** PROMPT **
Return every one of the records below, reproducing each line verbatim with no changes.

** DATA **
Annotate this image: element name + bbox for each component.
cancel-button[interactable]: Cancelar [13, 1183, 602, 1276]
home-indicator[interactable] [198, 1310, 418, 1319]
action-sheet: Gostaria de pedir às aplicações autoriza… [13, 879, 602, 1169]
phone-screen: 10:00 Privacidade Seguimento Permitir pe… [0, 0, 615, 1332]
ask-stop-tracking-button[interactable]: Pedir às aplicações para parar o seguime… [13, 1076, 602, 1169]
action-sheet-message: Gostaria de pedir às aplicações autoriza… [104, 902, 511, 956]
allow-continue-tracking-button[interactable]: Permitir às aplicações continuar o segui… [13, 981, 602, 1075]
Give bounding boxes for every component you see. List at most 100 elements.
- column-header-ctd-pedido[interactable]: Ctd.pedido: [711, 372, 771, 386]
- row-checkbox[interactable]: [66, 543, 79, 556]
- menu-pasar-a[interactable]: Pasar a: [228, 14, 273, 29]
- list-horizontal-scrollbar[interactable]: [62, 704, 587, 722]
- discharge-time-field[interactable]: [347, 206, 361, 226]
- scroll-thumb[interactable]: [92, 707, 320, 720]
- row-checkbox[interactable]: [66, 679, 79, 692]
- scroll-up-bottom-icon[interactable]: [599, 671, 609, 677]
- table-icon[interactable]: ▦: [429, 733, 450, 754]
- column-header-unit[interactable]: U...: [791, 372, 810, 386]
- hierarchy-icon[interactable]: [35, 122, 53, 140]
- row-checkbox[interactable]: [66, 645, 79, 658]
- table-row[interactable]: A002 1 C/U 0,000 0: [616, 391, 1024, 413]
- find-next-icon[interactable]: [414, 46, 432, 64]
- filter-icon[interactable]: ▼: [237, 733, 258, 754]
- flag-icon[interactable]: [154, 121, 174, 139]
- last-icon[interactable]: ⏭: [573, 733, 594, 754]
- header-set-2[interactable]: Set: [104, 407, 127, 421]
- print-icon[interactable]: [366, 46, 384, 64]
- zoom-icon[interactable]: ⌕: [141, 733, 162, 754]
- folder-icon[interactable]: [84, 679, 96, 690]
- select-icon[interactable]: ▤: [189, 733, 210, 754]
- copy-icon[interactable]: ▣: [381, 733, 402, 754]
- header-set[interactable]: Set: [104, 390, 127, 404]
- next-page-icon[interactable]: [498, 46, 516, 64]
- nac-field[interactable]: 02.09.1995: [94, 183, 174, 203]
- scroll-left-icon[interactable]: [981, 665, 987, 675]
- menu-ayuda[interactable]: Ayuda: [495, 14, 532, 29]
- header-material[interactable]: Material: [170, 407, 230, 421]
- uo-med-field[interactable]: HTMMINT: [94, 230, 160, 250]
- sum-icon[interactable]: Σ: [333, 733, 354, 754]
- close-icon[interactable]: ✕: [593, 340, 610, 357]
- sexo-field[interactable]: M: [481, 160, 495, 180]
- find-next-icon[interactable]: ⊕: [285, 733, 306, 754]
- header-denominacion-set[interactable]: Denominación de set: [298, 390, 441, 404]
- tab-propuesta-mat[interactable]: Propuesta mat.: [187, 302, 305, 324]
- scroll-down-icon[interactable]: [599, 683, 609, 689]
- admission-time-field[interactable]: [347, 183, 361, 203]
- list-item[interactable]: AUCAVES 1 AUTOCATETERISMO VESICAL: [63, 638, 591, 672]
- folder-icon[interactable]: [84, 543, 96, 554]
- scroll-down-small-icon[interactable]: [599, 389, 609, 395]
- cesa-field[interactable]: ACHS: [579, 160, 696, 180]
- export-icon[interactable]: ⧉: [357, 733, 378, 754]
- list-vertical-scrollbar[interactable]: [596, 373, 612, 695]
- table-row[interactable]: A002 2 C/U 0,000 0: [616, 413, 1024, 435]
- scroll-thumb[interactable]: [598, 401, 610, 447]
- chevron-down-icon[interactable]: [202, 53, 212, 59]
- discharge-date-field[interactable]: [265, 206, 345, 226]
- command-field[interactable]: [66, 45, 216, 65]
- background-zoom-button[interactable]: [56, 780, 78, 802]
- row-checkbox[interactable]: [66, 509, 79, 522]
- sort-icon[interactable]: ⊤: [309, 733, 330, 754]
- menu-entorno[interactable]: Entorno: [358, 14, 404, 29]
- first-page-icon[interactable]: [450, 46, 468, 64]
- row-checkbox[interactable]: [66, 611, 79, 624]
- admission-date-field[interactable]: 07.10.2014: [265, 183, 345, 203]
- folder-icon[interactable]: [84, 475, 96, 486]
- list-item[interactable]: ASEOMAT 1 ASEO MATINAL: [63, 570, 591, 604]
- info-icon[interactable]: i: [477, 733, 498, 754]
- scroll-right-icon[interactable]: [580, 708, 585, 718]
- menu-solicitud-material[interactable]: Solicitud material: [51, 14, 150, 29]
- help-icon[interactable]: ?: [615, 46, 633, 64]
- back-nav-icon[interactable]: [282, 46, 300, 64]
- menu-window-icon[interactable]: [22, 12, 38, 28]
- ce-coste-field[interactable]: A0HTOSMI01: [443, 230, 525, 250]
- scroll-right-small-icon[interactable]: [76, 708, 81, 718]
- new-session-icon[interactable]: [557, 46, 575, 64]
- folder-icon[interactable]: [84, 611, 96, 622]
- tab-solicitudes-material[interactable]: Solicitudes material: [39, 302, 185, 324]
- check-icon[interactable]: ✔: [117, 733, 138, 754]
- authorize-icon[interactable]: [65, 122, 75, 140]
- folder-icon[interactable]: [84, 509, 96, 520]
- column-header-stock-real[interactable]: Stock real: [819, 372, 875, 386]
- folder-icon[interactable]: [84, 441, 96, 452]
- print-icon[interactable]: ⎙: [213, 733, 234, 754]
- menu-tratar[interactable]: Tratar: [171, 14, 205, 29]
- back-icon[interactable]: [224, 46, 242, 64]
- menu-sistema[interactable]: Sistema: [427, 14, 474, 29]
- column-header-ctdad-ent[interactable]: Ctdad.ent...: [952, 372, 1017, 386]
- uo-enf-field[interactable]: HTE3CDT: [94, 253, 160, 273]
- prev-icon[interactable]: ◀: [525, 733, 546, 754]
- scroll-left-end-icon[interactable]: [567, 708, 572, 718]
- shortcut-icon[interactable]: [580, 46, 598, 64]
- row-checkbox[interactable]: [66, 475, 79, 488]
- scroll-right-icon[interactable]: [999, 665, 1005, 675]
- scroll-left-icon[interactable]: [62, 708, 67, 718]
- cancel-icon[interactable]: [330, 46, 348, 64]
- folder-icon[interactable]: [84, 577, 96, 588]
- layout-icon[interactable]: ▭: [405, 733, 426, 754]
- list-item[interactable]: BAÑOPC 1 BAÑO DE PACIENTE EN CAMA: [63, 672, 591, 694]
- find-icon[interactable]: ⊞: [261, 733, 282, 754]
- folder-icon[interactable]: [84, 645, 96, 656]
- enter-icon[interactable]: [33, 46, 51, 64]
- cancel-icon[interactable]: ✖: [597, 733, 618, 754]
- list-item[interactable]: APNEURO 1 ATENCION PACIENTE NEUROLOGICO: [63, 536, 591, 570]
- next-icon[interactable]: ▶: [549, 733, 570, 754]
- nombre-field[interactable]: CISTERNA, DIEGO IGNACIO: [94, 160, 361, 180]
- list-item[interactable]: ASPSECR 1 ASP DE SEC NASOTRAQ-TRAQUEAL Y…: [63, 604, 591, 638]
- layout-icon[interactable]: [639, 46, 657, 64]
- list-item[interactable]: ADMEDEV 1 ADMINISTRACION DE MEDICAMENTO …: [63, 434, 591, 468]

** THE ANSWER **
Annotate this image: element name + bbox for each component.
cancel-button[interactable]: Cancelar [13, 1183, 602, 1276]
home-indicator[interactable] [198, 1310, 418, 1319]
action-sheet: Gostaria de pedir às aplicações autoriza… [13, 879, 602, 1169]
phone-screen: 10:00 Privacidade Seguimento Permitir pe… [0, 0, 615, 1332]
ask-stop-tracking-button[interactable]: Pedir às aplicações para parar o seguime… [13, 1076, 602, 1169]
action-sheet-message: Gostaria de pedir às aplicações autoriza… [104, 902, 511, 956]
allow-continue-tracking-button[interactable]: Permitir às aplicações continuar o segui… [13, 981, 602, 1075]
Give bounding boxes for every component you see. List at most 100 elements.
- column-header-ctd-pedido[interactable]: Ctd.pedido: [711, 372, 771, 386]
- row-checkbox[interactable]: [66, 543, 79, 556]
- menu-pasar-a[interactable]: Pasar a: [228, 14, 273, 29]
- list-horizontal-scrollbar[interactable]: [62, 704, 587, 722]
- discharge-time-field[interactable]: [347, 206, 361, 226]
- scroll-thumb[interactable]: [92, 707, 320, 720]
- row-checkbox[interactable]: [66, 679, 79, 692]
- scroll-up-bottom-icon[interactable]: [599, 671, 609, 677]
- table-icon[interactable]: ▦: [429, 733, 450, 754]
- column-header-unit[interactable]: U...: [791, 372, 810, 386]
- hierarchy-icon[interactable]: [35, 122, 53, 140]
- row-checkbox[interactable]: [66, 645, 79, 658]
- table-row[interactable]: A002 1 C/U 0,000 0: [616, 391, 1024, 413]
- find-next-icon[interactable]: [414, 46, 432, 64]
- filter-icon[interactable]: ▼: [237, 733, 258, 754]
- flag-icon[interactable]: [154, 121, 174, 139]
- last-icon[interactable]: ⏭: [573, 733, 594, 754]
- header-set-2[interactable]: Set: [104, 407, 127, 421]
- print-icon[interactable]: [366, 46, 384, 64]
- zoom-icon[interactable]: ⌕: [141, 733, 162, 754]
- folder-icon[interactable]: [84, 679, 96, 690]
- select-icon[interactable]: ▤: [189, 733, 210, 754]
- copy-icon[interactable]: ▣: [381, 733, 402, 754]
- header-set[interactable]: Set: [104, 390, 127, 404]
- next-page-icon[interactable]: [498, 46, 516, 64]
- nac-field[interactable]: 02.09.1995: [94, 183, 174, 203]
- scroll-left-icon[interactable]: [981, 665, 987, 675]
- menu-ayuda[interactable]: Ayuda: [495, 14, 532, 29]
- header-material[interactable]: Material: [170, 407, 230, 421]
- uo-med-field[interactable]: HTMMINT: [94, 230, 160, 250]
- sum-icon[interactable]: Σ: [333, 733, 354, 754]
- close-icon[interactable]: ✕: [593, 340, 610, 357]
- sexo-field[interactable]: M: [481, 160, 495, 180]
- find-next-icon[interactable]: ⊕: [285, 733, 306, 754]
- header-denominacion-set[interactable]: Denominación de set: [298, 390, 441, 404]
- tab-propuesta-mat[interactable]: Propuesta mat.: [187, 302, 305, 324]
- scroll-down-icon[interactable]: [599, 683, 609, 689]
- admission-time-field[interactable]: [347, 183, 361, 203]
- list-item[interactable]: AUCAVES 1 AUTOCATETERISMO VESICAL: [63, 638, 591, 672]
- folder-icon[interactable]: [84, 543, 96, 554]
- scroll-down-small-icon[interactable]: [599, 389, 609, 395]
- cesa-field[interactable]: ACHS: [579, 160, 696, 180]
- export-icon[interactable]: ⧉: [357, 733, 378, 754]
- list-vertical-scrollbar[interactable]: [596, 373, 612, 695]
- table-row[interactable]: A002 2 C/U 0,000 0: [616, 413, 1024, 435]
- scroll-thumb[interactable]: [598, 401, 610, 447]
- chevron-down-icon[interactable]: [202, 53, 212, 59]
- discharge-date-field[interactable]: [265, 206, 345, 226]
- command-field[interactable]: [66, 45, 216, 65]
- background-zoom-button[interactable]: [56, 780, 78, 802]
- row-checkbox[interactable]: [66, 509, 79, 522]
- sort-icon[interactable]: ⊤: [309, 733, 330, 754]
- menu-entorno[interactable]: Entorno: [358, 14, 404, 29]
- first-page-icon[interactable]: [450, 46, 468, 64]
- row-checkbox[interactable]: [66, 611, 79, 624]
- admission-date-field[interactable]: 07.10.2014: [265, 183, 345, 203]
- folder-icon[interactable]: [84, 475, 96, 486]
- list-item[interactable]: ASEOMAT 1 ASEO MATINAL: [63, 570, 591, 604]
- info-icon[interactable]: i: [477, 733, 498, 754]
- scroll-right-icon[interactable]: [580, 708, 585, 718]
- menu-solicitud-material[interactable]: Solicitud material: [51, 14, 150, 29]
- help-icon[interactable]: ?: [615, 46, 633, 64]
- back-nav-icon[interactable]: [282, 46, 300, 64]
- menu-window-icon[interactable]: [22, 12, 38, 28]
- ce-coste-field[interactable]: A0HTOSMI01: [443, 230, 525, 250]
- scroll-right-small-icon[interactable]: [76, 708, 81, 718]
- new-session-icon[interactable]: [557, 46, 575, 64]
- folder-icon[interactable]: [84, 611, 96, 622]
- tab-solicitudes-material[interactable]: Solicitudes material: [39, 302, 185, 324]
- check-icon[interactable]: ✔: [117, 733, 138, 754]
- authorize-icon[interactable]: [65, 122, 75, 140]
- folder-icon[interactable]: [84, 509, 96, 520]
- column-header-stock-real[interactable]: Stock real: [819, 372, 875, 386]
- folder-icon[interactable]: [84, 441, 96, 452]
- print-icon[interactable]: ⎙: [213, 733, 234, 754]
- menu-tratar[interactable]: Tratar: [171, 14, 205, 29]
- back-icon[interactable]: [224, 46, 242, 64]
- menu-sistema[interactable]: Sistema: [427, 14, 474, 29]
- column-header-ctdad-ent[interactable]: Ctdad.ent...: [952, 372, 1017, 386]
- uo-enf-field[interactable]: HTE3CDT: [94, 253, 160, 273]
- prev-icon[interactable]: ◀: [525, 733, 546, 754]
- scroll-left-end-icon[interactable]: [567, 708, 572, 718]
- shortcut-icon[interactable]: [580, 46, 598, 64]
- row-checkbox[interactable]: [66, 475, 79, 488]
- scroll-right-icon[interactable]: [999, 665, 1005, 675]
- scroll-left-icon[interactable]: [62, 708, 67, 718]
- cancel-icon[interactable]: [330, 46, 348, 64]
- folder-icon[interactable]: [84, 577, 96, 588]
- layout-icon[interactable]: ▭: [405, 733, 426, 754]
- list-item[interactable]: BAÑOPC 1 BAÑO DE PACIENTE EN CAMA: [63, 672, 591, 694]
- find-icon[interactable]: ⊞: [261, 733, 282, 754]
- folder-icon[interactable]: [84, 645, 96, 656]
- enter-icon[interactable]: [33, 46, 51, 64]
- cancel-icon[interactable]: ✖: [597, 733, 618, 754]
- list-item[interactable]: APNEURO 1 ATENCION PACIENTE NEUROLOGICO: [63, 536, 591, 570]
- next-icon[interactable]: ▶: [549, 733, 570, 754]
- nombre-field[interactable]: CISTERNA, DIEGO IGNACIO: [94, 160, 361, 180]
- list-item[interactable]: ASPSECR 1 ASP DE SEC NASOTRAQ-TRAQUEAL Y…: [63, 604, 591, 638]
- layout-icon[interactable]: [639, 46, 657, 64]
- list-item[interactable]: ADMEDEV 1 ADMINISTRACION DE MEDICAMENTO …: [63, 434, 591, 468]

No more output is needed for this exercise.